— What this task involves —
Below are the records; locate each line with the word "Identify" and copy it.

/---

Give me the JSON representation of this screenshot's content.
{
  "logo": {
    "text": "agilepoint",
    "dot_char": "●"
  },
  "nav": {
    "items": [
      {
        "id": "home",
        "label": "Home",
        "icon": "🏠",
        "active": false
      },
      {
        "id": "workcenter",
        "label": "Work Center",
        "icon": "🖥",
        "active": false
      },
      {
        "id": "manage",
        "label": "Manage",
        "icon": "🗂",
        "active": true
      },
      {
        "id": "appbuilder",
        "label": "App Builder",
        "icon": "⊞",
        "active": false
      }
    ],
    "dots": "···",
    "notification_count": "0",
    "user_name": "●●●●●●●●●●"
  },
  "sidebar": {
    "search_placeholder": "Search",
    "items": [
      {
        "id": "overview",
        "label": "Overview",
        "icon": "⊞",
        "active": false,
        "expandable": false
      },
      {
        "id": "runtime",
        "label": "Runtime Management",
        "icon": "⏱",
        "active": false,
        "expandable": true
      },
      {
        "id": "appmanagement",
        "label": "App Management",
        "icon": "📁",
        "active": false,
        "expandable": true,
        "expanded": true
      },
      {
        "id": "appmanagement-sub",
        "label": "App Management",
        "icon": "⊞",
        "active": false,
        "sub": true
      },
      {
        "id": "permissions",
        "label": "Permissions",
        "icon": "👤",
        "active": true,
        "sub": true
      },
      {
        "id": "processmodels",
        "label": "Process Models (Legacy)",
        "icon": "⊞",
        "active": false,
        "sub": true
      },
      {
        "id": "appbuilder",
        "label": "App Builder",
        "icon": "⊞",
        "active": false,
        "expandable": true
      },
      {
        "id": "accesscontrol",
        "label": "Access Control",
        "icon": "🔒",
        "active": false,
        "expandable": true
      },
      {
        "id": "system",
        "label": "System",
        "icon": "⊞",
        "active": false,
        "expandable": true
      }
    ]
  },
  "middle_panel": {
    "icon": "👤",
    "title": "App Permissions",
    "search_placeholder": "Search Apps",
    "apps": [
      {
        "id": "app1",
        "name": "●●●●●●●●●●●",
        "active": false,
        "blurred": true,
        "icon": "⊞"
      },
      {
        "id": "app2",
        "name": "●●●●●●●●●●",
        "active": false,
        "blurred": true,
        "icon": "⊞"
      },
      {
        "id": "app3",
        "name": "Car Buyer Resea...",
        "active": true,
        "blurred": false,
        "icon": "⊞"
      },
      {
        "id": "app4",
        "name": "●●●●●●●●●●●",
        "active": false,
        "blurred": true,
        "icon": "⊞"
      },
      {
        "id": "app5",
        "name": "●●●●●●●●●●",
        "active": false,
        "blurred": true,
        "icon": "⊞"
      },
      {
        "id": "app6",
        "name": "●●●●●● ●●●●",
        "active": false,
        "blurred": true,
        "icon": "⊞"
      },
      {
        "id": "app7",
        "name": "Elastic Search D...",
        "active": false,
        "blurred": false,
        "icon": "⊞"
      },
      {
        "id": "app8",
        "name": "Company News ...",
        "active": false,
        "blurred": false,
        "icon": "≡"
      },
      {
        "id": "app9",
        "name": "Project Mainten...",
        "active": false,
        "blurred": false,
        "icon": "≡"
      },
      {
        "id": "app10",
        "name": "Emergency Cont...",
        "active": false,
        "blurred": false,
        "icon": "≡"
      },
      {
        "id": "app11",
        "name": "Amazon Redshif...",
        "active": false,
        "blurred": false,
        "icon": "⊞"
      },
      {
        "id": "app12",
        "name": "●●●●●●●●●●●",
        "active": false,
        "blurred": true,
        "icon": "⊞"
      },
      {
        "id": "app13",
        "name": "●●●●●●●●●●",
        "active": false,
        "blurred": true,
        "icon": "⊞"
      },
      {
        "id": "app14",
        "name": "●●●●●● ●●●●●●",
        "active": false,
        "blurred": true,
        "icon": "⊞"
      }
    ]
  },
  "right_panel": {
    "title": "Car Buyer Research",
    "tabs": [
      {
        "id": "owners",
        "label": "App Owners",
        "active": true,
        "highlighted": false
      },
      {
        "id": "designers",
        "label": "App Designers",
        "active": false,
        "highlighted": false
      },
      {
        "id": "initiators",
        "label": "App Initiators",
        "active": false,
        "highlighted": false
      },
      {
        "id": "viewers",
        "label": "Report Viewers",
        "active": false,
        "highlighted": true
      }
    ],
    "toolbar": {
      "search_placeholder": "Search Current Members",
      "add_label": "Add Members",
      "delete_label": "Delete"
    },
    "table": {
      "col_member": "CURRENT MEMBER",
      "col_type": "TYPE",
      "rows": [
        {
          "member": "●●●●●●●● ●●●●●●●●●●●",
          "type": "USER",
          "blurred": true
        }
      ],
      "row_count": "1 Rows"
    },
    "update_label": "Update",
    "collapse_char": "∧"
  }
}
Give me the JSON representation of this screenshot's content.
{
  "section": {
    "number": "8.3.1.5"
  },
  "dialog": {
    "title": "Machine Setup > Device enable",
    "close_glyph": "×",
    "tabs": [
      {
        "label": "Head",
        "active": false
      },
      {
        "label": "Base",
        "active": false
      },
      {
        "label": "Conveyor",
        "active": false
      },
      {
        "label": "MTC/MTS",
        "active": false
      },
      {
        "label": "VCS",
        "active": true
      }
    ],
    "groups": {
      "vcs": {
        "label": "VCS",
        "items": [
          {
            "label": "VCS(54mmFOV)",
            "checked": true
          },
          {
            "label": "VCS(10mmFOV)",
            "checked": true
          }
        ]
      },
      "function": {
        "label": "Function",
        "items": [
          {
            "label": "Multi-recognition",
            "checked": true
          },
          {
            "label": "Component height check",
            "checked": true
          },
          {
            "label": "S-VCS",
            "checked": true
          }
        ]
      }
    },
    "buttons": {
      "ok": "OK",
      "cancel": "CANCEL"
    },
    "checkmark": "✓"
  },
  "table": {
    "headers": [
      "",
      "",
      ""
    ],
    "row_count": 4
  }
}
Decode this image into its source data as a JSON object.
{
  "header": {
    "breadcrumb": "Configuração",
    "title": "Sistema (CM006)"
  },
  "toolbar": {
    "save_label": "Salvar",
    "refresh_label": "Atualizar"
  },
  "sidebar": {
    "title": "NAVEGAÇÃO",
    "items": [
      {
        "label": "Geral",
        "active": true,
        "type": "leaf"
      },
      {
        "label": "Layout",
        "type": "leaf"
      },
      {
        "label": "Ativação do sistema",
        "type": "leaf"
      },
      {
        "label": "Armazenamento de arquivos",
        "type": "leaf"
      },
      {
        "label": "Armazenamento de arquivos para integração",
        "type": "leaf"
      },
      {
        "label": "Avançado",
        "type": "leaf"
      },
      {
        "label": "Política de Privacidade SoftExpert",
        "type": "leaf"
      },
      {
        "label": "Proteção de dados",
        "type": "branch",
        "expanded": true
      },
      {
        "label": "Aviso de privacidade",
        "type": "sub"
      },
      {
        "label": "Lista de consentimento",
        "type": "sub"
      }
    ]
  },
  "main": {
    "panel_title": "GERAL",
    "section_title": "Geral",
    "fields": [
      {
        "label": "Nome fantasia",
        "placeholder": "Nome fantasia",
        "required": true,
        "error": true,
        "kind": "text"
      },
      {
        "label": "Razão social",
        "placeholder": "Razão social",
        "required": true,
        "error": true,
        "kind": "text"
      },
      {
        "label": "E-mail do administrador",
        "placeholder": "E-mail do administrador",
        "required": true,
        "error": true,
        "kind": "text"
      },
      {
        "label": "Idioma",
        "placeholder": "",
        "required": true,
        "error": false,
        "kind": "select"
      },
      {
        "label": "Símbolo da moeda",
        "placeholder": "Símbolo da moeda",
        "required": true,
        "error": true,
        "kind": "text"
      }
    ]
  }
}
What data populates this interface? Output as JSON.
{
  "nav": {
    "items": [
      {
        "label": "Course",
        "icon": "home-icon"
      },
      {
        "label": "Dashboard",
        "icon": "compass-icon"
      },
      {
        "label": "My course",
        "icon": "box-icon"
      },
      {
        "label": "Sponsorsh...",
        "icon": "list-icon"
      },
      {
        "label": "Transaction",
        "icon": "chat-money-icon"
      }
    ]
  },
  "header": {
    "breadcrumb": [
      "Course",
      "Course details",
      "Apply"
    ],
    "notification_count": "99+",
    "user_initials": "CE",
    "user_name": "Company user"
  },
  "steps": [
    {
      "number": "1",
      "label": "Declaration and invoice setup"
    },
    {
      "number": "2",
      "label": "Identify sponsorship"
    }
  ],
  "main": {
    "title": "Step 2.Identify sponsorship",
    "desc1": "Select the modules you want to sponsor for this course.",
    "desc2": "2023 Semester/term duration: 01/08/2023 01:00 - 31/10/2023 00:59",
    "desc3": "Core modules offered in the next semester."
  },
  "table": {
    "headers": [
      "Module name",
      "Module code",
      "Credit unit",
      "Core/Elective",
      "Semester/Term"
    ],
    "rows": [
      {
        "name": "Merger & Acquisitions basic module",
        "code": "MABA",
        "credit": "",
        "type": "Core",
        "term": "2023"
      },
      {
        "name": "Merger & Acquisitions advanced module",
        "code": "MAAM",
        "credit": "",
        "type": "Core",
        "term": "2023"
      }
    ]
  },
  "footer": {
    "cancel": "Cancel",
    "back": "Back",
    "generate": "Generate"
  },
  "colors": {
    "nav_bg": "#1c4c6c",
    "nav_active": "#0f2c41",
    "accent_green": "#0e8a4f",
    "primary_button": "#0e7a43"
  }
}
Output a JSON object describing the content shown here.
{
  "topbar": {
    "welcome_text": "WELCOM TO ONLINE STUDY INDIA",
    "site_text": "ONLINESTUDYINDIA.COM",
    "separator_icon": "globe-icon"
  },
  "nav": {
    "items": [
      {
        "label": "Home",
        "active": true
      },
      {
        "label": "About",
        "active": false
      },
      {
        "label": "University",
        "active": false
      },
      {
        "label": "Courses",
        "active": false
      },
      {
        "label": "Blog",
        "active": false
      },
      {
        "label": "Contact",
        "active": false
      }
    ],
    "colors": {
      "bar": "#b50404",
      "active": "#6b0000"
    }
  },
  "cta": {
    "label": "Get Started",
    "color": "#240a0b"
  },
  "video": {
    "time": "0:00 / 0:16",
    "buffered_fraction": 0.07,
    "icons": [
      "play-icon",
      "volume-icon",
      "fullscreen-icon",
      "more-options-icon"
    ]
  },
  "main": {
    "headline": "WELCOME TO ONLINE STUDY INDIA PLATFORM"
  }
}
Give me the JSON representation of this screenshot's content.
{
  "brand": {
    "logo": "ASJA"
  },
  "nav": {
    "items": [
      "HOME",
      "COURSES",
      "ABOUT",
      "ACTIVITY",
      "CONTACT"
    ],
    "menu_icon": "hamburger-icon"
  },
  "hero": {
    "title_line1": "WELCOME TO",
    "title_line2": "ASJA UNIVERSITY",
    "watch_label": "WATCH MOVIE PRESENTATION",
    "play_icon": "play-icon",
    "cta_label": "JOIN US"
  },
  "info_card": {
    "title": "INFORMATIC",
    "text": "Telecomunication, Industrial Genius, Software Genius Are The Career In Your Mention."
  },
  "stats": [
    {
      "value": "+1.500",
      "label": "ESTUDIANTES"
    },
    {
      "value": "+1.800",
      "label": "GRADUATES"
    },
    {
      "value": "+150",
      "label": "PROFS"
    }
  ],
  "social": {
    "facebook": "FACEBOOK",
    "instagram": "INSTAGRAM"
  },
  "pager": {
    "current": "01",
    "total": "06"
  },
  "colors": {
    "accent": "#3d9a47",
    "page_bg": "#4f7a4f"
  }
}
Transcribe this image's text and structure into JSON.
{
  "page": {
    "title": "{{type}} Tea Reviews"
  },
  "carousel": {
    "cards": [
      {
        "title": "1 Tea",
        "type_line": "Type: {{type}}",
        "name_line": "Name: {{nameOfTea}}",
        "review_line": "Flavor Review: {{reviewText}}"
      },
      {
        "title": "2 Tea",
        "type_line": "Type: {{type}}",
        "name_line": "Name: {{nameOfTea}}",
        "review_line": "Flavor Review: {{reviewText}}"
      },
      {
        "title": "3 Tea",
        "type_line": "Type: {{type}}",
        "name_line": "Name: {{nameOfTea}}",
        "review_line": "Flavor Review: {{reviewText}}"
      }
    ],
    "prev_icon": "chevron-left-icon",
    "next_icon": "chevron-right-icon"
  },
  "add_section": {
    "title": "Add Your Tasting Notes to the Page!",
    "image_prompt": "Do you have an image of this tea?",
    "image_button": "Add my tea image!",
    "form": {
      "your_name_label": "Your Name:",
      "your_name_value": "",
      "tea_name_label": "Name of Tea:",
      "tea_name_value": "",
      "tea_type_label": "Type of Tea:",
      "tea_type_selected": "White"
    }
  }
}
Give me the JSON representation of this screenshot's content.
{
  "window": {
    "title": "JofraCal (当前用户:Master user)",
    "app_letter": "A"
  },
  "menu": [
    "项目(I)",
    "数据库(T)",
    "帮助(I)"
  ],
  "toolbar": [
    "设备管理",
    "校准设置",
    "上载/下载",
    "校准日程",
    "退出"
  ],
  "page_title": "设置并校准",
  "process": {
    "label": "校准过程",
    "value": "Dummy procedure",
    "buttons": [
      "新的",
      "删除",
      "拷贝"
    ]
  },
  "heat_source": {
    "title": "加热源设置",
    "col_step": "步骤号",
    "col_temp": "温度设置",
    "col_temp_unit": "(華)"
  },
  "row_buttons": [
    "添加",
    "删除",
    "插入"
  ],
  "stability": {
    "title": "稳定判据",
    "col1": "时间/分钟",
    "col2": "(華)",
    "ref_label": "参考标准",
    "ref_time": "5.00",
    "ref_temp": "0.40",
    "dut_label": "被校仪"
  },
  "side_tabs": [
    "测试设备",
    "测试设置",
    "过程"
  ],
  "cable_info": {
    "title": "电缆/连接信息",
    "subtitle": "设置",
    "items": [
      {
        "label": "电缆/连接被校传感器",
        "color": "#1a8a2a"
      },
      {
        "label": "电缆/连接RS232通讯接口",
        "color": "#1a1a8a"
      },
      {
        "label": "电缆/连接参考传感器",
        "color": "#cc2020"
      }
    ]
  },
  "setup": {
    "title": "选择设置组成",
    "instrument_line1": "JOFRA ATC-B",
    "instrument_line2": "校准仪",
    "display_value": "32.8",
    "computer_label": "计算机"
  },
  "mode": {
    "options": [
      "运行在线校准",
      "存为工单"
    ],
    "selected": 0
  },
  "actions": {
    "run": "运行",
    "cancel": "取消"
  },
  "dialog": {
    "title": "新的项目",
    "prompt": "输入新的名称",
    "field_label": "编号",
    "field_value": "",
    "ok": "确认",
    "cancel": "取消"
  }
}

\---

— Response to the task —
      "label": "Identify sponsorship"
    "title": "Step 2.Identify sponsorship",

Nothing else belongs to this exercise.